(Entries from a dataset)

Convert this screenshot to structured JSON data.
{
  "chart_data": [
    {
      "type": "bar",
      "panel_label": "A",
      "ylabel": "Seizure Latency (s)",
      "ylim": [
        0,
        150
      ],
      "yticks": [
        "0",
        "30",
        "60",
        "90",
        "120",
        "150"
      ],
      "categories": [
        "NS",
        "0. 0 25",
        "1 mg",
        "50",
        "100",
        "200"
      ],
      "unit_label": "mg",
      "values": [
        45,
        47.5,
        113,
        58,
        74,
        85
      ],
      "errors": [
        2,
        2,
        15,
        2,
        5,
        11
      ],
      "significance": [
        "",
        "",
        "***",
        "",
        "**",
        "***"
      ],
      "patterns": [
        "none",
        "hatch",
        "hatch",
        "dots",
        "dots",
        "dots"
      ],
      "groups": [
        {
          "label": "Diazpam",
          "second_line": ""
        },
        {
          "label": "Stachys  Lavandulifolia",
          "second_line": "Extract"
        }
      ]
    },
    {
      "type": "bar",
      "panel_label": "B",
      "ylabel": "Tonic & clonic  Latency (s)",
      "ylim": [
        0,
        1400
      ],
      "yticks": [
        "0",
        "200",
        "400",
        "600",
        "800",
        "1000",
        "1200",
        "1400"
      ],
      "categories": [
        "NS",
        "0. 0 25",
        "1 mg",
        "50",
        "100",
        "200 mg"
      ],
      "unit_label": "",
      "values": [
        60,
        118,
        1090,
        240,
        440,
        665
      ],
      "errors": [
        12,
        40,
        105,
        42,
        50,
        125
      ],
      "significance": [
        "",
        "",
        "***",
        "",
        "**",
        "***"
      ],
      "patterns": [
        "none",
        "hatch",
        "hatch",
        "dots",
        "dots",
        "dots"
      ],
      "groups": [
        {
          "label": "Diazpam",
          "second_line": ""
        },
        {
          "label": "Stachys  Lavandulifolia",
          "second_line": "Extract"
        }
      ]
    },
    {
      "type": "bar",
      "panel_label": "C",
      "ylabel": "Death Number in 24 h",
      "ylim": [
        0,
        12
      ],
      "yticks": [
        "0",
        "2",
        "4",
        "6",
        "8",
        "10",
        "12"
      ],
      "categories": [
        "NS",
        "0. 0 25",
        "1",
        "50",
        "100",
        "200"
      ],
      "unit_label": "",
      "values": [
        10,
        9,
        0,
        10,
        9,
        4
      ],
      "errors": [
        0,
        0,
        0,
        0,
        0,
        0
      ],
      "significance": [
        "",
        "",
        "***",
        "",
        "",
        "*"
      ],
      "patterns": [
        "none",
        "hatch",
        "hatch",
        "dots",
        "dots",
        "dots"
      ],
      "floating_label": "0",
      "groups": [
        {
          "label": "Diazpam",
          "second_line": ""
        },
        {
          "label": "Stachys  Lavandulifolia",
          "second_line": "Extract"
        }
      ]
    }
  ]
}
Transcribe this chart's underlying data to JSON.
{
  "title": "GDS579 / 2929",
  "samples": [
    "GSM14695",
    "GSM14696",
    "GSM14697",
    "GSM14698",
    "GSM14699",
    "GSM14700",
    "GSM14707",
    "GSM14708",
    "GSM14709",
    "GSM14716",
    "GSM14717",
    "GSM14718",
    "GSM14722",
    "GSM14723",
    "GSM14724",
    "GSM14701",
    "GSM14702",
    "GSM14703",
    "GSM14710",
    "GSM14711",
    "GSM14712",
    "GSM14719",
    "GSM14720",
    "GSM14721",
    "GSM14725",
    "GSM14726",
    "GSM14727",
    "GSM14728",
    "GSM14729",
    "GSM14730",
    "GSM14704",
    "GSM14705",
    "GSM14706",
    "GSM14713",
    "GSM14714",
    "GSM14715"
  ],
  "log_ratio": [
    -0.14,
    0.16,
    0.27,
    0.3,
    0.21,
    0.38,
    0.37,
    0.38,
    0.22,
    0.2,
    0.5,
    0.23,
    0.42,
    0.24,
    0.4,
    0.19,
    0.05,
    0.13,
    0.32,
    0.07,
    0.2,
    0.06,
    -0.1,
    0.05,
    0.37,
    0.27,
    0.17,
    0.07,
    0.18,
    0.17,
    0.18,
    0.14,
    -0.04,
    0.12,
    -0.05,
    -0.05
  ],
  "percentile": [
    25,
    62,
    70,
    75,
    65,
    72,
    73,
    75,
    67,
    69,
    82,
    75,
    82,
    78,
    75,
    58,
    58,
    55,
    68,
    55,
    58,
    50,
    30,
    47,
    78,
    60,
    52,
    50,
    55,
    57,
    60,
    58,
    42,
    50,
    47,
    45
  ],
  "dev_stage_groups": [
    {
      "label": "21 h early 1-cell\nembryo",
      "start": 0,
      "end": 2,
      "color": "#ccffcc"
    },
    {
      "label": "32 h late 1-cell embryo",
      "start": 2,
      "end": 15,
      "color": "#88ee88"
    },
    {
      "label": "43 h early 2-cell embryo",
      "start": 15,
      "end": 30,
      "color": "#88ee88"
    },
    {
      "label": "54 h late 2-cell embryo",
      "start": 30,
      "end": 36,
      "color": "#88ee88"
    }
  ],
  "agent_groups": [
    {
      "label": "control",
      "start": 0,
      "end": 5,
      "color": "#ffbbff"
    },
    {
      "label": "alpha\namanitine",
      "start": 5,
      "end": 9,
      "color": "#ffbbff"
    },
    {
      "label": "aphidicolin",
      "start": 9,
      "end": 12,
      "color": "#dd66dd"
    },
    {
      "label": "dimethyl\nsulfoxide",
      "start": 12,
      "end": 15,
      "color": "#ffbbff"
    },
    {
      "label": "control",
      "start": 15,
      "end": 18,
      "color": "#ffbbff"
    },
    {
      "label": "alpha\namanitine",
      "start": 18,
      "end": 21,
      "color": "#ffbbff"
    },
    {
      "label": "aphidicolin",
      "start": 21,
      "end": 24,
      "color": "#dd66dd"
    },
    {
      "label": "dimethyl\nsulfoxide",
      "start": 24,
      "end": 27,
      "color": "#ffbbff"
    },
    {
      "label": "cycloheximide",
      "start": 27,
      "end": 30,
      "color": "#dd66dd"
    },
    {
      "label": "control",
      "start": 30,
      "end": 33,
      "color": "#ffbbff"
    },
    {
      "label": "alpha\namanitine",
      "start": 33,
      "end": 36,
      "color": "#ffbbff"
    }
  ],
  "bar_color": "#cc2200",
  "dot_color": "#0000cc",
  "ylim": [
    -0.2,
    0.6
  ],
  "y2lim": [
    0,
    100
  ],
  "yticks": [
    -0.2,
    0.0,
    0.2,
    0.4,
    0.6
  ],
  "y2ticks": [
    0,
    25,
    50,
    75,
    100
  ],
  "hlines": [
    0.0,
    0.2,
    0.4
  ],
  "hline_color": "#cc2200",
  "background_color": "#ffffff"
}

• **Stated goal**:
Copy out each record exactly as given, omitting none.

• **Response below**:
Convert this screenshot to structured JSON data.
{
  "chart_data": [
    {
      "type": "bar",
      "panel_label": "A",
      "ylabel": "Seizure Latency (s)",
      "ylim": [
        0,
        150
      ],
      "yticks": [
        "0",
        "30",
        "60",
        "90",
        "120",
        "150"
      ],
      "categories": [
        "NS",
        "0. 0 25",
        "1 mg",
        "50",
        "100",
        "200"
      ],
      "unit_label": "mg",
      "values": [
        45,
        47.5,
        113,
        58,
        74,
        85
      ],
      "errors": [
        2,
        2,
        15,
        2,
        5,
        11
      ],
      "significance": [
        "",
        "",
        "***",
        "",
        "**",
        "***"
      ],
      "patterns": [
        "none",
        "hatch",
        "hatch",
        "dots",
        "dots",
        "dots"
      ],
      "groups": [
        {
          "label": "Diazpam",
          "second_line": ""
        },
        {
          "label": "Stachys  Lavandulifolia",
          "second_line": "Extract"
        }
      ]
    },
    {
      "type": "bar",
      "panel_label": "B",
      "ylabel": "Tonic & clonic  Latency (s)",
      "ylim": [
        0,
        1400
      ],
      "yticks": [
        "0",
        "200",
        "400",
        "600",
        "800",
        "1000",
        "1200",
        "1400"
      ],
      "categories": [
        "NS",
        "0. 0 25",
        "1 mg",
        "50",
        "100",
        "200 mg"
      ],
      "unit_label": "",
      "values": [
        60,
        118,
        1090,
        240,
        440,
        665
      ],
      "errors": [
        12,
        40,
        105,
        42,
        50,
        125
      ],
      "significance": [
        "",
        "",
        "***",
        "",
        "**",
        "***"
      ],
      "patterns": [
        "none",
        "hatch",
        "hatch",
        "dots",
        "dots",
        "dots"
      ],
      "groups": [
        {
          "label": "Diazpam",
          "second_line": ""
        },
        {
          "label": "Stachys  Lavandulifolia",
          "second_line": "Extract"
        }
      ]
    },
    {
      "type": "bar",
      "panel_label": "C",
      "ylabel": "Death Number in 24 h",
      "ylim": [
        0,
        12
      ],
      "yticks": [
        "0",
        "2",
        "4",
        "6",
        "8",
        "10",
        "12"
      ],
      "categories": [
        "NS",
        "0. 0 25",
        "1",
        "50",
        "100",
        "200"
      ],
      "unit_label": "",
      "values": [
        10,
        9,
        0,
        10,
        9,
        4
      ],
      "errors": [
        0,
        0,
        0,
        0,
        0,
        0
      ],
      "significance": [
        "",
        "",
        "***",
        "",
        "",
        "*"
      ],
      "patterns": [
        "none",
        "hatch",
        "hatch",
        "dots",
        "dots",
        "dots"
      ],
      "floating_label": "0",
      "groups": [
        {
          "label": "Diazpam",
          "second_line": ""
        },
        {
          "label": "Stachys  Lavandulifolia",
          "second_line": "Extract"
        }
      ]
    }
  ]
}
Transcribe this chart's underlying data to JSON.
{
  "title": "GDS579 / 2929",
  "samples": [
    "GSM14695",
    "GSM14696",
    "GSM14697",
    "GSM14698",
    "GSM14699",
    "GSM14700",
    "GSM14707",
    "GSM14708",
    "GSM14709",
    "GSM14716",
    "GSM14717",
    "GSM14718",
    "GSM14722",
    "GSM14723",
    "GSM14724",
    "GSM14701",
    "GSM14702",
    "GSM14703",
    "GSM14710",
    "GSM14711",
    "GSM14712",
    "GSM14719",
    "GSM14720",
    "GSM14721",
    "GSM14725",
    "GSM14726",
    "GSM14727",
    "GSM14728",
    "GSM14729",
    "GSM14730",
    "GSM14704",
    "GSM14705",
    "GSM14706",
    "GSM14713",
    "GSM14714",
    "GSM14715"
  ],
  "log_ratio": [
    -0.14,
    0.16,
    0.27,
    0.3,
    0.21,
    0.38,
    0.37,
    0.38,
    0.22,
    0.2,
    0.5,
    0.23,
    0.42,
    0.24,
    0.4,
    0.19,
    0.05,
    0.13,
    0.32,
    0.07,
    0.2,
    0.06,
    -0.1,
    0.05,
    0.37,
    0.27,
    0.17,
    0.07,
    0.18,
    0.17,
    0.18,
    0.14,
    -0.04,
    0.12,
    -0.05,
    -0.05
  ],
  "percentile": [
    25,
    62,
    70,
    75,
    65,
    72,
    73,
    75,
    67,
    69,
    82,
    75,
    82,
    78,
    75,
    58,
    58,
    55,
    68,
    55,
    58,
    50,
    30,
    47,
    78,
    60,
    52,
    50,
    55,
    57,
    60,
    58,
    42,
    50,
    47,
    45
  ],
  "dev_stage_groups": [
    {
      "label": "21 h early 1-cell\nembryo",
      "start": 0,
      "end": 2,
      "color": "#ccffcc"
    },
    {
      "label": "32 h late 1-cell embryo",
      "start": 2,
      "end": 15,
      "color": "#88ee88"
    },
    {
      "label": "43 h early 2-cell embryo",
      "start": 15,
      "end": 30,
      "color": "#88ee88"
    },
    {
      "label": "54 h late 2-cell embryo",
      "start": 30,
      "end": 36,
      "color": "#88ee88"
    }
  ],
  "agent_groups": [
    {
      "label": "control",
      "start": 0,
      "end": 5,
      "color": "#ffbbff"
    },
    {
      "label": "alpha\namanitine",
      "start": 5,
      "end": 9,
      "color": "#ffbbff"
    },
    {
      "label": "aphidicolin",
      "start": 9,
      "end": 12,
      "color": "#dd66dd"
    },
    {
      "label": "dimethyl\nsulfoxide",
      "start": 12,
      "end": 15,
      "color": "#ffbbff"
    },
    {
      "label": "control",
      "start": 15,
      "end": 18,
      "color": "#ffbbff"
    },
    {
      "label": "alpha\namanitine",
      "start": 18,
      "end": 21,
      "color": "#ffbbff"
    },
    {
      "label": "aphidicolin",
      "start": 21,
      "end": 24,
      "color": "#dd66dd"
    },
    {
      "label": "dimethyl\nsulfoxide",
      "start": 24,
      "end": 27,
      "color": "#ffbbff"
    },
    {
      "label": "cycloheximide",
      "start": 27,
      "end": 30,
      "color": "#dd66dd"
    },
    {
      "label": "control",
      "start": 30,
      "end": 33,
      "color": "#ffbbff"
    },
    {
      "label": "alpha\namanitine",
      "start": 33,
      "end": 36,
      "color": "#ffbbff"
    }
  ],
  "bar_color": "#cc2200",
  "dot_color": "#0000cc",
  "ylim": [
    -0.2,
    0.6
  ],
  "y2lim": [
    0,
    100
  ],
  "yticks": [
    -0.2,
    0.0,
    0.2,
    0.4,
    0.6
  ],
  "y2ticks": [
    0,
    25,
    50,
    75,
    100
  ],
  "hlines": [
    0.0,
    0.2,
    0.4
  ],
  "hline_color": "#cc2200",
  "background_color": "#ffffff"
}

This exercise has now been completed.